### Supplied material
========
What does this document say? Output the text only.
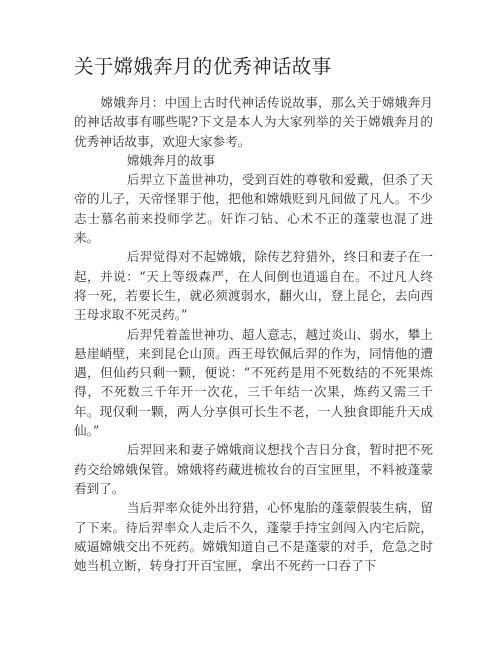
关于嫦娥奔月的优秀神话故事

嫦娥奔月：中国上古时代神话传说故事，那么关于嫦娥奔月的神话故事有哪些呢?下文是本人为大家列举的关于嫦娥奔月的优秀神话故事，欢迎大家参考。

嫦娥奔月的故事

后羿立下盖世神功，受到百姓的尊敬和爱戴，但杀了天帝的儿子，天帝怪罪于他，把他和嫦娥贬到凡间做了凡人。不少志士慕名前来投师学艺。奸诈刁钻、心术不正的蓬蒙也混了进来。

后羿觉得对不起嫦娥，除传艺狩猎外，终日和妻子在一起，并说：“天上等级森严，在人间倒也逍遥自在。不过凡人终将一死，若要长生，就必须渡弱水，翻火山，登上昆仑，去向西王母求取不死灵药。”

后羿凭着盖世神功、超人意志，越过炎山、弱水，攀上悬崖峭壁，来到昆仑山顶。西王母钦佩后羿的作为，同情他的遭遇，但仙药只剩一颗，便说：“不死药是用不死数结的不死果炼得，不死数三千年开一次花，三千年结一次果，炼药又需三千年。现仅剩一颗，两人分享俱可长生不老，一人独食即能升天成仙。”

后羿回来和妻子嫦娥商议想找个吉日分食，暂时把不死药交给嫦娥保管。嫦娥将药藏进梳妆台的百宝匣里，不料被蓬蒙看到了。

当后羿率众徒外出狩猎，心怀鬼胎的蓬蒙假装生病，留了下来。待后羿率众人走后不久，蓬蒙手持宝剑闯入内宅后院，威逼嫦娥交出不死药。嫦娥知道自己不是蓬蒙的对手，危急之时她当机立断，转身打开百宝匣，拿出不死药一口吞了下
========
### Task statement
Print the listing above in full, exactly as written. Omit any pictures.

### Response below
What does this document say? Output the text only.
关于嫦娥奔月的优秀神话故事

嫦娥奔月：中国上古时代神话传说故事，那么关于嫦娥奔月的神话故事有哪些呢?下文是本人为大家列举的关于嫦娥奔月的优秀神话故事，欢迎大家参考。

嫦娥奔月的故事

后羿立下盖世神功，受到百姓的尊敬和爱戴，但杀了天帝的儿子，天帝怪罪于他，把他和嫦娥贬到凡间做了凡人。不少志士慕名前来投师学艺。奸诈刁钻、心术不正的蓬蒙也混了进来。

后羿觉得对不起嫦娥，除传艺狩猎外，终日和妻子在一起，并说：“天上等级森严，在人间倒也逍遥自在。不过凡人终将一死，若要长生，就必须渡弱水，翻火山，登上昆仑，去向西王母求取不死灵药。”

后羿凭着盖世神功、超人意志，越过炎山、弱水，攀上悬崖峭壁，来到昆仑山顶。西王母钦佩后羿的作为，同情他的遭遇，但仙药只剩一颗，便说：“不死药是用不死数结的不死果炼得，不死数三千年开一次花，三千年结一次果，炼药又需三千年。现仅剩一颗，两人分享俱可长生不老，一人独食即能升天成仙。”

后羿回来和妻子嫦娥商议想找个吉日分食，暂时把不死药交给嫦娥保管。嫦娥将药藏进梳妆台的百宝匣里，不料被蓬蒙看到了。

当后羿率众徒外出狩猎，心怀鬼胎的蓬蒙假装生病，留了下来。待后羿率众人走后不久，蓬蒙手持宝剑闯入内宅后院，威逼嫦娥交出不死药。嫦娥知道自己不是蓬蒙的对手，危急之时她当机立断，转身打开百宝匣，拿出不死药一口吞了下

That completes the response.